• [WHAT NEEDS TO BE DONE]:
Copy each line that contains the word "JSON".
--- Start PROVIDED ENTRIES ---
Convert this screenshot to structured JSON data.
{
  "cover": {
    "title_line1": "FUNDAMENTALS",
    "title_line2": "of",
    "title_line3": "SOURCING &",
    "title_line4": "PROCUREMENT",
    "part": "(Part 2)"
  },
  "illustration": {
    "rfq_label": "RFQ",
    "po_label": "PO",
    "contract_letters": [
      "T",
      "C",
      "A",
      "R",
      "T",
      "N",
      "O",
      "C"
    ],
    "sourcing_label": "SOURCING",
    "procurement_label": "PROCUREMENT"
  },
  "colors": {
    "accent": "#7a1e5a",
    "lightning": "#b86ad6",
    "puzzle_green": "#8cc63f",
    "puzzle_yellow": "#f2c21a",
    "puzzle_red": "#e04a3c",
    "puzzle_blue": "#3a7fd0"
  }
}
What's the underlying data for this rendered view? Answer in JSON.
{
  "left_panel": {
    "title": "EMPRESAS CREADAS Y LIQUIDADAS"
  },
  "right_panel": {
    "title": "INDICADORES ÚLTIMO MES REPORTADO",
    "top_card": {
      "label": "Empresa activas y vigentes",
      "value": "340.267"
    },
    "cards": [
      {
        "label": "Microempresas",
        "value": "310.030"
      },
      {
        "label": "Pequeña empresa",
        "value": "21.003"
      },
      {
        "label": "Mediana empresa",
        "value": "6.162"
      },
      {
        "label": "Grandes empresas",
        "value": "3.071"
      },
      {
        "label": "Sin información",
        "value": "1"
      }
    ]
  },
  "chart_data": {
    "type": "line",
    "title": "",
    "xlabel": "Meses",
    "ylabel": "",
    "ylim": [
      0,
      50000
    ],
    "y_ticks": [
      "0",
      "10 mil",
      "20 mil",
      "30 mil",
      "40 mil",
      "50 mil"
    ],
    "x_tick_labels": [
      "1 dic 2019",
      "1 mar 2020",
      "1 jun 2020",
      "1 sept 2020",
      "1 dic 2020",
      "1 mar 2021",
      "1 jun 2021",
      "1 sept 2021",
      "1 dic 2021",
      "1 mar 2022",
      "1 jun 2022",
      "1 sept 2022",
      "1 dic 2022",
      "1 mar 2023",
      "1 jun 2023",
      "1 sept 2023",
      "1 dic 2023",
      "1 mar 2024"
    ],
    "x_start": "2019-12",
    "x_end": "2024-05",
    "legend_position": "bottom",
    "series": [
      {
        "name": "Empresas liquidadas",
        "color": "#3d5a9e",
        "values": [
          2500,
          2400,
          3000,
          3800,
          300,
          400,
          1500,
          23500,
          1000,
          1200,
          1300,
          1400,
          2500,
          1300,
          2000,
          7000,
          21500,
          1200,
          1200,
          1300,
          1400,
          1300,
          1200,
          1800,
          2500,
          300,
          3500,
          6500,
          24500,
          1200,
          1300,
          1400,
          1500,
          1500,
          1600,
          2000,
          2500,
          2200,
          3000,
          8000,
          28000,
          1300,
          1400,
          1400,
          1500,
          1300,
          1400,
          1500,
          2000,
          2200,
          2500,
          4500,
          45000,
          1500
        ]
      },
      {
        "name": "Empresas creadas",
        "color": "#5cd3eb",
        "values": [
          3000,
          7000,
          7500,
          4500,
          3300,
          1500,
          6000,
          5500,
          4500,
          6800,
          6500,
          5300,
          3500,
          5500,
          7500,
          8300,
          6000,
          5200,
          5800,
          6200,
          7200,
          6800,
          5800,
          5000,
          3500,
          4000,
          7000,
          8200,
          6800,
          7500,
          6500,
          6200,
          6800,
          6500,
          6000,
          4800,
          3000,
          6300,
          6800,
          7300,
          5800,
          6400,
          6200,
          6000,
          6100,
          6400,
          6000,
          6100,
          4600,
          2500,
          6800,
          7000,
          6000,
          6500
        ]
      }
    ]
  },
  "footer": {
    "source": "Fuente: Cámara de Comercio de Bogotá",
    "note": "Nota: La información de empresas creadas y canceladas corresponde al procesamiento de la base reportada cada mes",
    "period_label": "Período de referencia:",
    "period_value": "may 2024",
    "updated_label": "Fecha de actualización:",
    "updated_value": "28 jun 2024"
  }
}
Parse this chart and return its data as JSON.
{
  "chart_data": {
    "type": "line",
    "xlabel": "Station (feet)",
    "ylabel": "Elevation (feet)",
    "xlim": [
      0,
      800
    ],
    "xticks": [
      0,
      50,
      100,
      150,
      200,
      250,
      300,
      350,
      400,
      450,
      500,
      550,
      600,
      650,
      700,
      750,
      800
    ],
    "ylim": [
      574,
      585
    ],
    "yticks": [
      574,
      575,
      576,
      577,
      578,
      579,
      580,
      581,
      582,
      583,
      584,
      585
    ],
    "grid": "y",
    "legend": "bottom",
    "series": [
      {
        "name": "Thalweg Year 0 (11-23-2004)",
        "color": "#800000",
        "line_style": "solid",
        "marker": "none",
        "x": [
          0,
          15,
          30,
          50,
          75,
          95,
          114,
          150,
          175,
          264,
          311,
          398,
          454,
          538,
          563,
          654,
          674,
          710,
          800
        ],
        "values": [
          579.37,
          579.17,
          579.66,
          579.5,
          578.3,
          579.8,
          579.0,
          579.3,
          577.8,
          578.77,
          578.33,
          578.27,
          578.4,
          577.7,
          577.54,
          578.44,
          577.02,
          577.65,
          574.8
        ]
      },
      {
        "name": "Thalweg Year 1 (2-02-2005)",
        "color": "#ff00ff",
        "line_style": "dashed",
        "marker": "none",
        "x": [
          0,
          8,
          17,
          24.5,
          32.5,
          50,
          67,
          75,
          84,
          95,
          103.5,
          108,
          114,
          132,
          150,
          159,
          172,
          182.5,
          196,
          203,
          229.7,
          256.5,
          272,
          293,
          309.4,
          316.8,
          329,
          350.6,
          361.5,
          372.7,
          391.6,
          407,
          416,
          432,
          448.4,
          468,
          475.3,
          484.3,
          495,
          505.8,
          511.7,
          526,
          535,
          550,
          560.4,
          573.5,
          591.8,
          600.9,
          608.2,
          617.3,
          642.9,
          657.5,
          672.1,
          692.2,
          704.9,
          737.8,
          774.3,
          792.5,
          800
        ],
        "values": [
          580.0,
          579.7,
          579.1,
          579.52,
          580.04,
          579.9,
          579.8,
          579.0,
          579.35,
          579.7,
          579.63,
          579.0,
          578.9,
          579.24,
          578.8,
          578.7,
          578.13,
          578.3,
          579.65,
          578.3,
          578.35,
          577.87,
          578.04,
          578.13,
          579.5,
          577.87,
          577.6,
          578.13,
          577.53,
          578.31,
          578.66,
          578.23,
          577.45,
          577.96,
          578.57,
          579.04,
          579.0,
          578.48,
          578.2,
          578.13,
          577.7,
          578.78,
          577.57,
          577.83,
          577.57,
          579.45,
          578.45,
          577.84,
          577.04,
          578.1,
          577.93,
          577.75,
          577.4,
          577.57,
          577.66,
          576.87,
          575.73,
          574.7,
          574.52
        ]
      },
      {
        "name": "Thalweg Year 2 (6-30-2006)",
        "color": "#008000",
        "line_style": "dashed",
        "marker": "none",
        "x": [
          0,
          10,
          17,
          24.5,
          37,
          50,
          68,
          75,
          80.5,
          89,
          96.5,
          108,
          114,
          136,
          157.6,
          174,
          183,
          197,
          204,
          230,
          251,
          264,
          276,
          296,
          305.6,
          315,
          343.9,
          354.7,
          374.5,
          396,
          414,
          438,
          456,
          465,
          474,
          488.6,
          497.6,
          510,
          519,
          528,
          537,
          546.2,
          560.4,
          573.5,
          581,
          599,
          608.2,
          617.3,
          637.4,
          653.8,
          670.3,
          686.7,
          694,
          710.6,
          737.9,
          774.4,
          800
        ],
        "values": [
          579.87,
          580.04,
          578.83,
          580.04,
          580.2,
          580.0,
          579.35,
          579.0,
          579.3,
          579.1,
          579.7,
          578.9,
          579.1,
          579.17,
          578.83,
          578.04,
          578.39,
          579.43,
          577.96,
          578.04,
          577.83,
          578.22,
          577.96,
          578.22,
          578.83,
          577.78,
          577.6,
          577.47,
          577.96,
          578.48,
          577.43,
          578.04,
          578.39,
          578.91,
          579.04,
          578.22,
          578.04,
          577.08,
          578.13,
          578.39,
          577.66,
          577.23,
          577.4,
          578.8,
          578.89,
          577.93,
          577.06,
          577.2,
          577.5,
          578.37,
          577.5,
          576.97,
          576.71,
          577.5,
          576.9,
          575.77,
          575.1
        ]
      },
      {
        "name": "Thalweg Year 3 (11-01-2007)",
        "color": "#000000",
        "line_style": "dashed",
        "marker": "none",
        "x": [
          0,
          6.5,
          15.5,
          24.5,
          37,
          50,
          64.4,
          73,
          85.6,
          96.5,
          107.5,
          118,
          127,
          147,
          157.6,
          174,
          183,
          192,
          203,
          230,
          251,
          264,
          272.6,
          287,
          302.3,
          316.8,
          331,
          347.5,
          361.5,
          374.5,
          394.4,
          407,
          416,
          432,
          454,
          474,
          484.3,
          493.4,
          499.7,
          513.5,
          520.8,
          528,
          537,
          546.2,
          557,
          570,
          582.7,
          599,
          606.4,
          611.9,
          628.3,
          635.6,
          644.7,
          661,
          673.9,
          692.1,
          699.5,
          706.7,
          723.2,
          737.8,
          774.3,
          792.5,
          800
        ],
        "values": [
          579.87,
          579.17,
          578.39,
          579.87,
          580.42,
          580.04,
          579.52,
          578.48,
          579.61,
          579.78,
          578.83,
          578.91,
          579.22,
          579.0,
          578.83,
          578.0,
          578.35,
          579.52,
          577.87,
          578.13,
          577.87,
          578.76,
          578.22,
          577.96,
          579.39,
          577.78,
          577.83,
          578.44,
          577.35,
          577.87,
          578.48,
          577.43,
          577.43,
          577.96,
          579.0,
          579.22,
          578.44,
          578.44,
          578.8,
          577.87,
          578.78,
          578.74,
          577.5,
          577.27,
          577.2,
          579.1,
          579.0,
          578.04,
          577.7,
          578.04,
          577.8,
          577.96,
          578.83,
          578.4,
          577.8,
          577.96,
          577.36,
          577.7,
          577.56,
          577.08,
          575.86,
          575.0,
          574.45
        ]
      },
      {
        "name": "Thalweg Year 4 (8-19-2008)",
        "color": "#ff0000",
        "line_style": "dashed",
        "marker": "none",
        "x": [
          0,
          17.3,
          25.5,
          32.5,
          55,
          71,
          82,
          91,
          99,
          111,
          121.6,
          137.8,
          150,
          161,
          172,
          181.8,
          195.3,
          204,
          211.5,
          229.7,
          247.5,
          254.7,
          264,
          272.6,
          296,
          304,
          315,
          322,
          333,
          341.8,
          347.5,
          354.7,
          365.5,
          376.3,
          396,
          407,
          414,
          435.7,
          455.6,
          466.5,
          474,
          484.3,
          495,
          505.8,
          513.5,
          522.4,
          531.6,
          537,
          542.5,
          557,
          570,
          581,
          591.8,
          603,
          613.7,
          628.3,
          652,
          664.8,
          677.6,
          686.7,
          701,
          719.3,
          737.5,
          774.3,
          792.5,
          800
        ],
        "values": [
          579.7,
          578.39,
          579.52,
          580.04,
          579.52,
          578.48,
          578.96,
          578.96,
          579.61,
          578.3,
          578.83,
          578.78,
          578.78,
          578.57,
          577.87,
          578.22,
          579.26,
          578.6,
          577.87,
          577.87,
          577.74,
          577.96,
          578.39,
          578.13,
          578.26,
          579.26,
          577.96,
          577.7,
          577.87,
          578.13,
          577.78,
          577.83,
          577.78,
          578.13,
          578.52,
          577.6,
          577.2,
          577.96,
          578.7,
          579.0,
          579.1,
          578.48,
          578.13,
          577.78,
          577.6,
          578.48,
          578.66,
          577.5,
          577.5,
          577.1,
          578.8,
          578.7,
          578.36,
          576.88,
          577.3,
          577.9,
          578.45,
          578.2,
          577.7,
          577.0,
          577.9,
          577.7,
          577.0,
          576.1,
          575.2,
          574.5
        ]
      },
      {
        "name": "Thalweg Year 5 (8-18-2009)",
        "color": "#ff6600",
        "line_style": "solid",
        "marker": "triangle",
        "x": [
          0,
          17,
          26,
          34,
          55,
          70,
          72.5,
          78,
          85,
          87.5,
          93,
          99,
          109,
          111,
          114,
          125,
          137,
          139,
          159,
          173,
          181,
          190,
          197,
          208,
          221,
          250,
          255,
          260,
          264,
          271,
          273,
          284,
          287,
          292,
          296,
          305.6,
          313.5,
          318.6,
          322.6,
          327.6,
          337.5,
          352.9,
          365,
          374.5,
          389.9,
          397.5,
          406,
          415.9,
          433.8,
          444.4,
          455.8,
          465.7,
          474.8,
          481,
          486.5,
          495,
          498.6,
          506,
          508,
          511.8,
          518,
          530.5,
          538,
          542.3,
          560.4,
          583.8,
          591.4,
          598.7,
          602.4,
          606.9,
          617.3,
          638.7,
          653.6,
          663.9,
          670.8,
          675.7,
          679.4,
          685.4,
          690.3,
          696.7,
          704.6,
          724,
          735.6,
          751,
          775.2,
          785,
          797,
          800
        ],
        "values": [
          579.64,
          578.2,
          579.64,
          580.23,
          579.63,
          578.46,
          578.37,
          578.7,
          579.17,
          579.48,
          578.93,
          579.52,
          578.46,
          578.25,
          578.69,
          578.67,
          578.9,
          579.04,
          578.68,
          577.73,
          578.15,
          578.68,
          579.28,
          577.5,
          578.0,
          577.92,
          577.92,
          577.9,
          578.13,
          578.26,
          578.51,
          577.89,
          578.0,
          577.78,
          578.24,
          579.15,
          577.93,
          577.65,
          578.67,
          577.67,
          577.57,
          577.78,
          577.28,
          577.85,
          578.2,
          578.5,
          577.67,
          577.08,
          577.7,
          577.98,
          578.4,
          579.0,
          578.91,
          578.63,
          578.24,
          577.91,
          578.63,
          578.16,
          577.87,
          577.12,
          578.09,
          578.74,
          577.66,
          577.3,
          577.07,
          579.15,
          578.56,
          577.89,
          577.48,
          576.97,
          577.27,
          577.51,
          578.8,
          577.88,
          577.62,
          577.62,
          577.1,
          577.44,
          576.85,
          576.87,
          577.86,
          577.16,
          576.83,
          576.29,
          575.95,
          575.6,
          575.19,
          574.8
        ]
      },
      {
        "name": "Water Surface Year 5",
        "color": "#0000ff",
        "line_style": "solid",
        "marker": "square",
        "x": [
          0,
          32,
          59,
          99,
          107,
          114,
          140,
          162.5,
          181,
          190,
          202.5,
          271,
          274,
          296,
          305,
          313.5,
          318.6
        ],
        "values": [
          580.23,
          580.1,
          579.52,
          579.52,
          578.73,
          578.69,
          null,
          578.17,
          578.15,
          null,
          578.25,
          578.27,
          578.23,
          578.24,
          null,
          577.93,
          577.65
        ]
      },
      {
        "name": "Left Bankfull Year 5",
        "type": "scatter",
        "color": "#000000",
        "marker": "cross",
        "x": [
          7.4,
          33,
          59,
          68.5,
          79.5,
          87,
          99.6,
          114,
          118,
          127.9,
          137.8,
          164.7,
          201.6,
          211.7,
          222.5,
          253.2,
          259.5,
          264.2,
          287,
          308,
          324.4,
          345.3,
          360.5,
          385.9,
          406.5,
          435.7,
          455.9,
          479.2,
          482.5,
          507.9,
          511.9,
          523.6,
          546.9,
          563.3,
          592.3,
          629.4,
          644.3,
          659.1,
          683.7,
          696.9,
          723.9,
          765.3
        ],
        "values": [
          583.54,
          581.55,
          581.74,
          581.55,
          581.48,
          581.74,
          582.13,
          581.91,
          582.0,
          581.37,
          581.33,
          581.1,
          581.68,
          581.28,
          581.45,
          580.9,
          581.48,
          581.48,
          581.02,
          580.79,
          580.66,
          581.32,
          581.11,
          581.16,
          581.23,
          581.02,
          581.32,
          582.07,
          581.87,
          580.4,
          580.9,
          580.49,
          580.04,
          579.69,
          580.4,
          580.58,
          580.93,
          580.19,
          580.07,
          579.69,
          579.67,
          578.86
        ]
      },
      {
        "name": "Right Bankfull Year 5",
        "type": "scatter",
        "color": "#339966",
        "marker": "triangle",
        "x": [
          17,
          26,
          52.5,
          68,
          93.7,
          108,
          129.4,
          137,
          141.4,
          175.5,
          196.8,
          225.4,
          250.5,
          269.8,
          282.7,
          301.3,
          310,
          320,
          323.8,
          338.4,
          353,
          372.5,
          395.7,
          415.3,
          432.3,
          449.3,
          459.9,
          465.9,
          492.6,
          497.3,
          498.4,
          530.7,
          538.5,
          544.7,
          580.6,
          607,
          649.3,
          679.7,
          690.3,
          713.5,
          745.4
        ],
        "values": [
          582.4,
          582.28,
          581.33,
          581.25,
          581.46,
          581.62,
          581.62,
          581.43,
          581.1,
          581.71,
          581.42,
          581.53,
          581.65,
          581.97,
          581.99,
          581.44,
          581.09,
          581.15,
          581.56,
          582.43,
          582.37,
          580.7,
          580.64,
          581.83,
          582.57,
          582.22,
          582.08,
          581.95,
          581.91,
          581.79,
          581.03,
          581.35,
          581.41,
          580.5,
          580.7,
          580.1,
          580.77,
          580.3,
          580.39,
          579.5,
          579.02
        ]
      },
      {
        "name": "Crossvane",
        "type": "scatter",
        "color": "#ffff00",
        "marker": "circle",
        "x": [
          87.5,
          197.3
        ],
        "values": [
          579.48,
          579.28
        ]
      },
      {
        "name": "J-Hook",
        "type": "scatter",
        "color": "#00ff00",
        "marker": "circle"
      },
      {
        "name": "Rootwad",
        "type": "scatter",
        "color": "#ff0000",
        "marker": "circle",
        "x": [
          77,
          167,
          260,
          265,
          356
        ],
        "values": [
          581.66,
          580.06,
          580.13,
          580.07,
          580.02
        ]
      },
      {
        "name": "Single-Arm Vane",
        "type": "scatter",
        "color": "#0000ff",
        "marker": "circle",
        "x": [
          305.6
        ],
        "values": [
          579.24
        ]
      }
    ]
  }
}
--- End PROVIDED ENTRIES ---
• [WRITTEN RESPONSE]:
Convert this screenshot to structured JSON data.
What's the underlying data for this rendered view? Answer in JSON.
Parse this chart and return its data as JSON.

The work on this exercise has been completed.